Listings of boxed layout items
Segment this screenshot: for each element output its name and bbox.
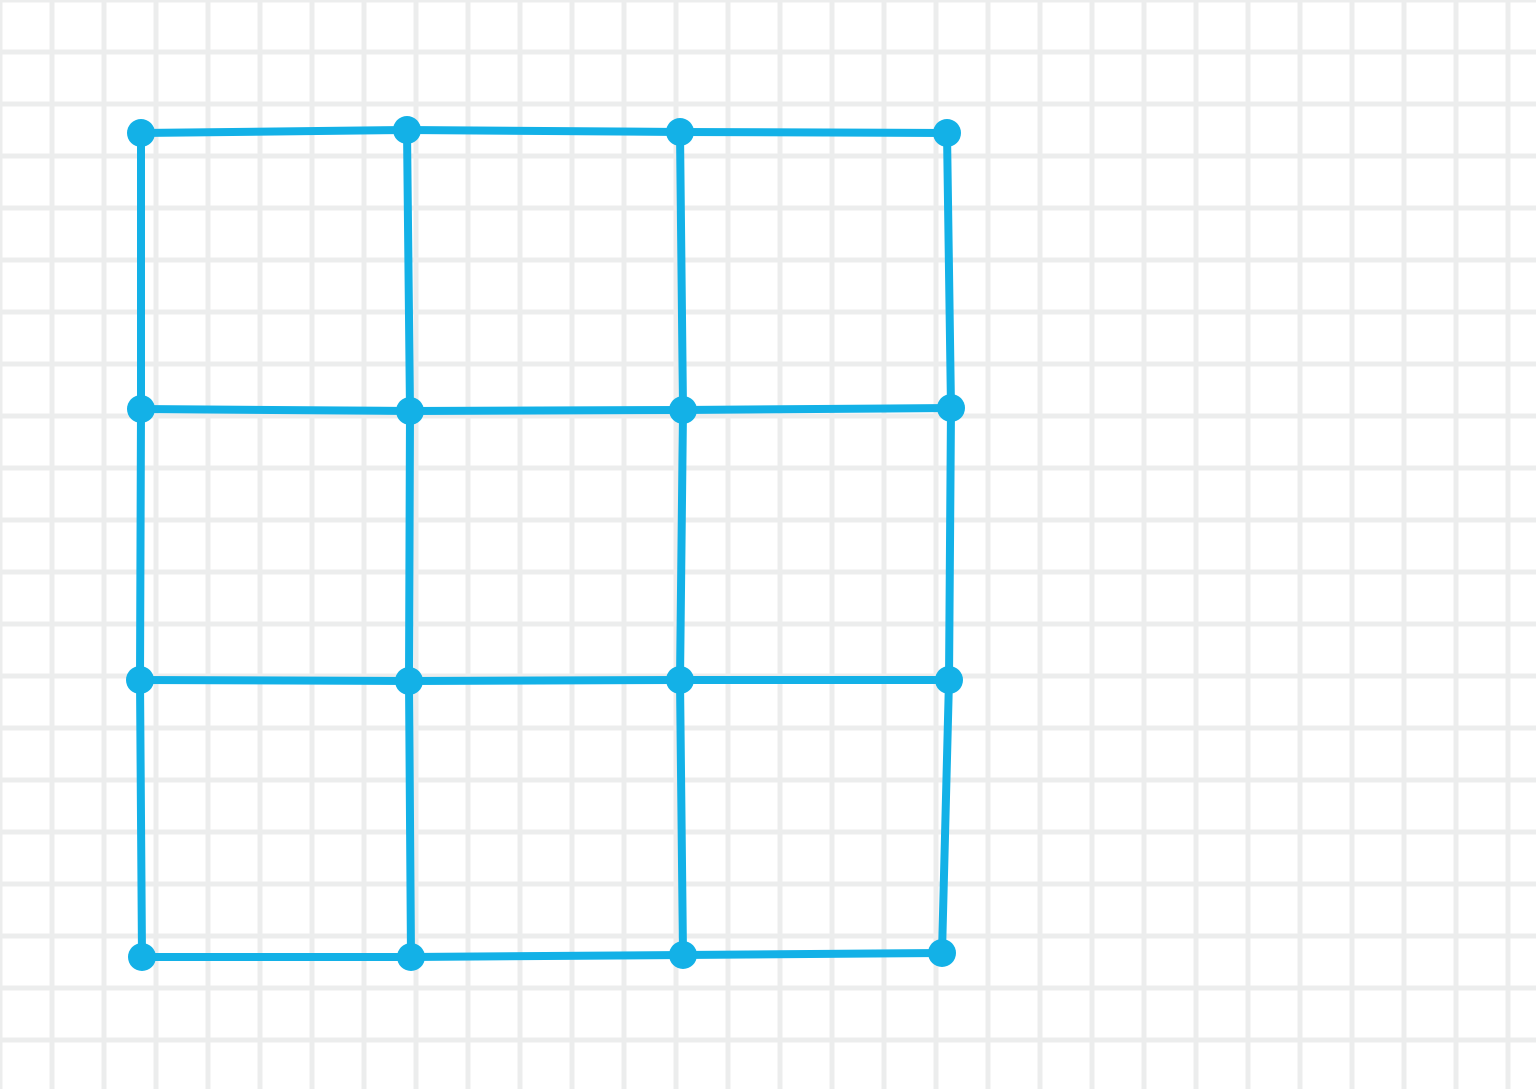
edge (680, 132, 683, 410)
node (666, 118, 694, 146)
node (126, 666, 154, 694)
node (393, 116, 421, 144)
node (933, 119, 961, 147)
grid-network-svg (0, 0, 1536, 1089)
edge (140, 409, 141, 680)
node (397, 943, 425, 971)
edge (141, 130, 407, 133)
edge (411, 955, 683, 957)
edge (949, 408, 951, 680)
node (669, 396, 697, 424)
node (937, 394, 965, 422)
node (396, 397, 424, 425)
edge (409, 411, 410, 681)
background (0, 0, 1536, 1089)
edge (683, 408, 951, 410)
edge (409, 680, 680, 681)
node (395, 667, 423, 695)
node (666, 666, 694, 694)
edge (140, 680, 142, 957)
edge (680, 410, 683, 680)
edge (409, 681, 411, 957)
edge (410, 410, 683, 411)
edge (141, 409, 410, 411)
node (127, 395, 155, 423)
node (669, 941, 697, 969)
edge (407, 130, 680, 132)
diagram-canvas (0, 0, 1536, 1089)
node (128, 943, 156, 971)
node (928, 939, 956, 967)
node (127, 119, 155, 147)
node (935, 666, 963, 694)
edge (407, 130, 410, 411)
edge (680, 680, 683, 955)
edge (947, 133, 951, 408)
edge (683, 953, 942, 955)
edge (680, 132, 947, 133)
edge (140, 680, 409, 681)
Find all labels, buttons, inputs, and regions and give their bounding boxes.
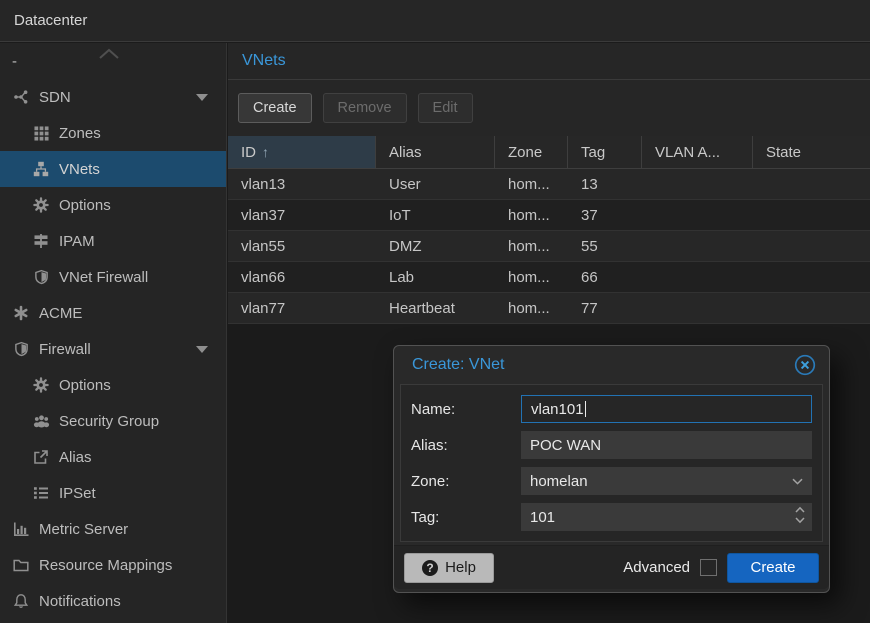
zones-grid-icon: [32, 125, 50, 141]
alias-input[interactable]: POC WAN: [521, 431, 812, 459]
edit-button[interactable]: Edit: [417, 93, 473, 123]
table-row[interactable]: vlan66 Lab hom... 66: [228, 262, 870, 293]
chevron-down-icon[interactable]: [792, 478, 803, 485]
question-circle-icon: ?: [422, 559, 439, 576]
sidebar-item-alias[interactable]: Alias: [0, 439, 226, 475]
shield-icon: [12, 341, 30, 357]
sidebar-item-metric-server[interactable]: Metric Server: [0, 511, 226, 547]
column-header-alias[interactable]: Alias: [376, 136, 495, 168]
alias-field-label: Alias:: [411, 436, 448, 454]
column-header-vlan-aware[interactable]: VLAN A...: [642, 136, 753, 168]
sidebar-item-ipam[interactable]: IPAM: [0, 223, 226, 259]
dialog-titlebar[interactable]: Create: VNet: [394, 346, 829, 384]
shield-icon: [32, 269, 50, 285]
sort-asc-arrow: ↑: [262, 144, 269, 160]
tag-number-input[interactable]: 101: [521, 503, 812, 531]
advanced-label: Advanced: [623, 559, 690, 576]
dialog-create-button[interactable]: Create: [727, 552, 819, 583]
name-input[interactable]: vlan101: [521, 395, 812, 423]
sidebar-item-resource-mappings[interactable]: Resource Mappings: [0, 547, 226, 583]
tag-field-label: Tag:: [411, 508, 440, 526]
sidebar-item-acme[interactable]: ACME: [0, 295, 226, 331]
tree-item-truncated[interactable]: -: [0, 43, 226, 79]
dialog-footer: ? Help Advanced Create: [394, 545, 829, 589]
table-header: ID ↑ Alias Zone Tag VLAN A... State: [228, 136, 870, 169]
create-button[interactable]: Create: [238, 93, 312, 123]
resource-tree: - SDN Zones: [0, 43, 227, 623]
text-cursor: [584, 401, 586, 417]
column-header-tag[interactable]: Tag: [568, 136, 642, 168]
chevron-up-icon[interactable]: [96, 47, 122, 61]
zone-field-label: Zone:: [411, 472, 450, 490]
toolbar: Create Remove Edit: [228, 80, 870, 136]
sidebar-item-vnets[interactable]: VNets: [0, 151, 226, 187]
table-row[interactable]: vlan37 IoT hom... 37: [228, 200, 870, 231]
sidebar-item-security-group[interactable]: Security Group: [0, 403, 226, 439]
create-vnet-dialog: Create: VNet Name: vlan101 Alias: POC WA…: [393, 345, 830, 593]
caret-down-icon[interactable]: [196, 94, 208, 101]
page-title: VNets: [242, 52, 286, 69]
dialog-form: Name: vlan101 Alias: POC WAN Zone: homel…: [400, 384, 823, 542]
sitemap-icon: [32, 161, 50, 177]
gear-icon: [32, 197, 50, 213]
sidebar-item-zones[interactable]: Zones: [0, 115, 226, 151]
table-row[interactable]: vlan55 DMZ hom... 55: [228, 231, 870, 262]
sidebar-item-sdn-options[interactable]: Options: [0, 187, 226, 223]
bar-chart-icon: [12, 521, 30, 537]
column-header-id[interactable]: ID ↑: [228, 136, 376, 168]
name-field-label: Name:: [411, 400, 456, 418]
app-title: Datacenter: [14, 12, 88, 29]
bell-icon: [12, 593, 30, 609]
sidebar-item-ipset[interactable]: IPSet: [0, 475, 226, 511]
spinner-icons[interactable]: [795, 506, 805, 524]
sidebar-item-firewall[interactable]: Firewall: [0, 331, 226, 367]
column-header-state[interactable]: State: [766, 143, 802, 161]
sdn-icon: [12, 89, 30, 105]
column-header-zone[interactable]: Zone: [495, 136, 568, 168]
help-button[interactable]: ? Help: [404, 552, 494, 583]
sidebar-item-notifications[interactable]: Notifications: [0, 583, 226, 619]
close-icon[interactable]: [793, 353, 817, 377]
caret-down-icon[interactable]: [196, 346, 208, 353]
zone-select[interactable]: homelan: [521, 467, 812, 495]
sidebar-item-sdn[interactable]: SDN: [0, 79, 226, 115]
certificate-icon: [12, 305, 30, 321]
folder-icon: [12, 557, 30, 573]
list-ol-icon: [32, 485, 50, 501]
dialog-title: Create: VNet: [412, 356, 505, 373]
gear-icon: [32, 377, 50, 393]
map-signs-icon: [32, 233, 50, 249]
panel-header: VNets: [228, 43, 870, 80]
sidebar-item-firewall-options[interactable]: Options: [0, 367, 226, 403]
external-link-icon: [32, 449, 50, 465]
table-row[interactable]: vlan13 User hom... 13: [228, 169, 870, 200]
advanced-checkbox[interactable]: [700, 559, 717, 576]
sidebar-item-vnet-firewall[interactable]: VNet Firewall: [0, 259, 226, 295]
table-row[interactable]: vlan77 Heartbeat hom... 77: [228, 293, 870, 324]
top-bar: Datacenter: [0, 0, 870, 42]
users-icon: [32, 413, 50, 429]
remove-button[interactable]: Remove: [322, 93, 407, 123]
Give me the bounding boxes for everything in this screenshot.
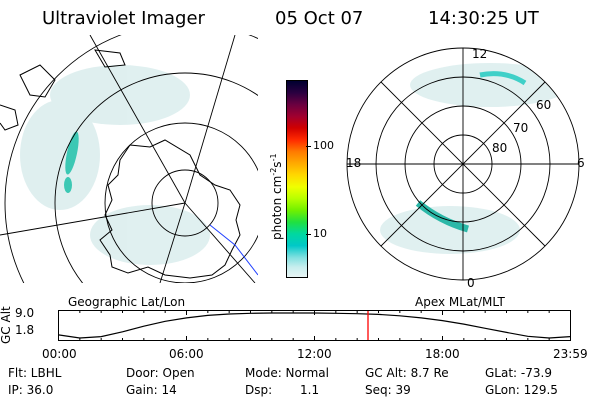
auroral-arc-geographic [64,131,79,193]
terminator-line [209,224,258,276]
timeline-xtick-0600: 06:00 [169,347,204,361]
status-gain: Gain: 14 [126,383,177,397]
latlon-grid [0,35,258,283]
colorbar [286,80,308,278]
instrument-title: Ultraviolet Imager [42,8,205,29]
status-gc-alt: GC Alt: 8.7 Re [365,366,449,380]
timeline-ylabel: GC Alt [0,306,13,344]
right-panel-caption: Apex MLat/MLT [415,295,505,309]
mlat-label-80: 80 [492,141,508,155]
colorbar-unit-label: photon cm-2s-1 [269,153,284,240]
auroral-emission-faint-mag [380,63,570,254]
mlat-mlt-grid [346,47,580,281]
left-panel-caption: Geographic Lat/Lon [68,295,186,309]
mlat-label-60: 60 [536,98,552,112]
timeline-xtick-2359: 23:59 [553,347,588,361]
geographic-map [0,35,258,283]
status-dsp-label: Dsp: [245,383,273,397]
mlt-label-6: 6 [577,156,585,170]
timeline-ytick-top: 9.0 [15,306,35,320]
status-mode: Mode: Normal [245,366,329,380]
status-door: Door: Open [126,366,195,380]
timeline-xtick-1800: 18:00 [425,347,460,361]
timeline-xtick-0000: 00:00 [42,347,77,361]
colorbar-tick-label-10: 10 [313,227,327,240]
image-date: 05 Oct 07 [275,8,364,29]
mlt-label-18: 18 [346,156,362,170]
status-dsp-value: 1.1 [300,383,320,397]
status-filter: Flt: LBHL [8,366,62,380]
image-time: 14:30:25 UT [428,8,539,29]
status-seq: Seq: 39 [365,383,411,397]
series-line-gc-alt [58,312,571,339]
timeline-frame [58,310,571,341]
colorbar-tick-100 [306,146,311,147]
mlat-label-70: 70 [513,121,529,135]
status-ip: IP: 36.0 [8,383,54,397]
colorbar-tick-label-100: 100 [313,139,334,152]
orbit-altitude-chart [58,310,571,341]
colorbar-tick-10 [306,234,311,235]
status-glat: GLat: -73.9 [485,366,552,380]
timeline-xtick-1200: 12:00 [297,347,332,361]
mlt-label-0: 0 [467,276,475,290]
coastlines [0,49,241,279]
timeline-ytick-bottom: 1.8 [15,323,35,337]
mlt-label-12: 12 [472,47,488,61]
magnetic-polar-plot [346,47,580,281]
auroral-arc-dayside [479,71,527,86]
status-glon: GLon: 129.5 [485,383,558,397]
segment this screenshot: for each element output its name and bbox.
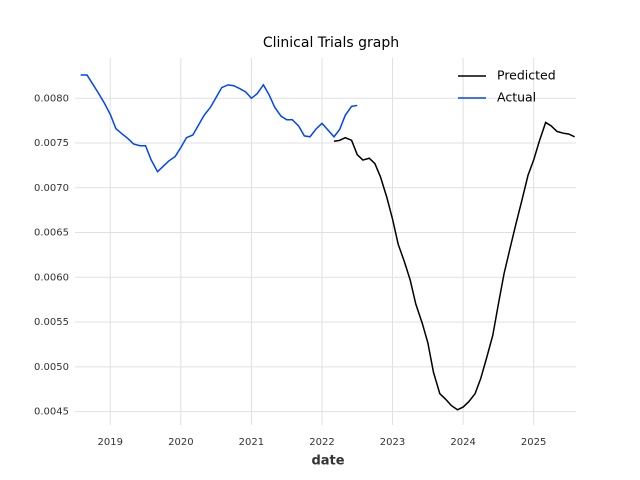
x-tick-label: 2025 — [521, 437, 546, 448]
x-tick-label: 2019 — [98, 437, 123, 448]
x-tick-label: 2021 — [239, 437, 264, 448]
y-tick-label: 0.0055 — [34, 317, 69, 328]
chart-title: Clinical Trials graph — [263, 35, 399, 51]
x-tick-label: 2023 — [380, 437, 405, 448]
legend-label: Actual — [497, 90, 536, 105]
y-tick-label: 0.0075 — [34, 138, 69, 149]
x-axis-label: date — [311, 454, 344, 469]
y-tick-label: 0.0065 — [34, 228, 69, 239]
x-tick-label: 2022 — [309, 437, 334, 448]
y-tick-label: 0.0060 — [34, 272, 69, 283]
y-tick-label: 0.0045 — [34, 407, 69, 418]
x-tick-label: 2020 — [168, 437, 193, 448]
y-tick-label: 0.0080 — [34, 93, 69, 104]
y-tick-label: 0.0050 — [34, 362, 69, 373]
legend-label: Predicted — [497, 68, 556, 83]
x-tick-label: 2024 — [450, 437, 475, 448]
series-line — [333, 121, 575, 411]
series-line — [80, 74, 358, 173]
y-tick-label: 0.0070 — [34, 183, 69, 194]
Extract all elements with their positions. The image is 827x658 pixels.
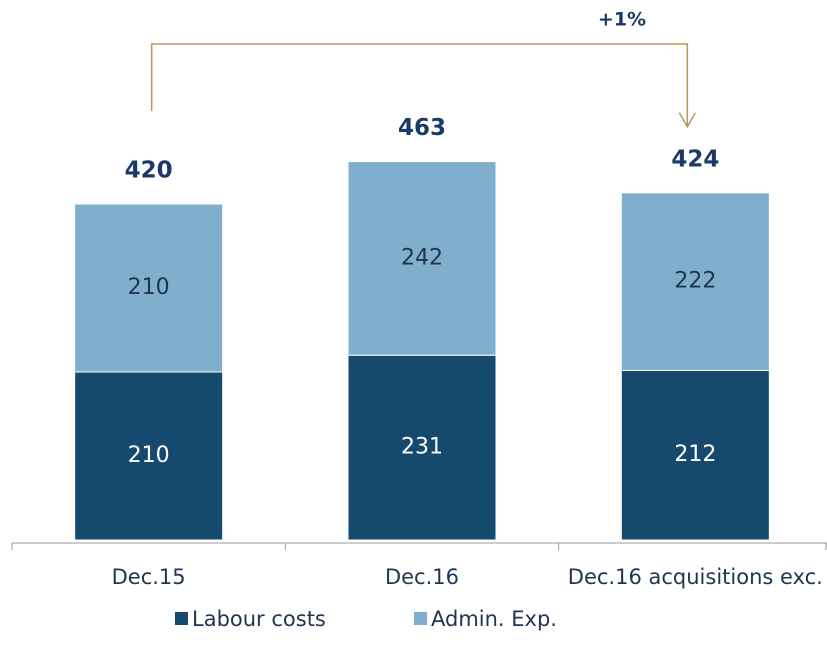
legend-label: Labour costs xyxy=(192,607,326,631)
segment-label: 212 xyxy=(674,442,716,467)
segment-label: 222 xyxy=(674,269,716,294)
legend-swatch xyxy=(414,612,427,625)
total-label: 463 xyxy=(398,115,446,141)
bar-segment xyxy=(74,371,224,541)
annotation-bracket xyxy=(150,43,689,126)
total-label: 420 xyxy=(125,158,173,184)
segment-label: 210 xyxy=(128,443,170,468)
segment-label: 231 xyxy=(401,435,443,460)
segment-label: 210 xyxy=(128,275,170,300)
x-tick-label: Dec.16 acquisitions exc. xyxy=(567,565,823,589)
bar-segment xyxy=(74,203,224,373)
segment-label: 242 xyxy=(401,245,443,270)
x-tick-label: Dec.15 xyxy=(111,565,186,589)
total-label: 424 xyxy=(671,146,719,172)
bar-segment xyxy=(347,161,497,356)
legend-label: Admin. Exp. xyxy=(431,607,557,631)
annotation-arrowhead xyxy=(678,112,696,129)
annotation: +1% xyxy=(598,9,646,31)
bar-segment xyxy=(620,192,770,371)
bar-segment xyxy=(620,369,770,541)
legend-swatch xyxy=(175,612,188,625)
x-tick-label: Dec.16 xyxy=(384,565,460,589)
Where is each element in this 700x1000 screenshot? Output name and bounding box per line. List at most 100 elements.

Stated task: Reproduce without changes the lines from the one containing "legend-label: Labour costs" through the one containing "bar-segment xyxy=(74,371,224,541)", both included.

Exercise response:
legend-label: Labour costs xyxy=(192,607,326,631)
segment-label: 212 xyxy=(674,442,716,467)
segment-label: 222 xyxy=(674,269,716,294)
legend-swatch xyxy=(414,612,427,625)
total-label: 463 xyxy=(398,115,446,141)
bar-segment xyxy=(74,371,224,541)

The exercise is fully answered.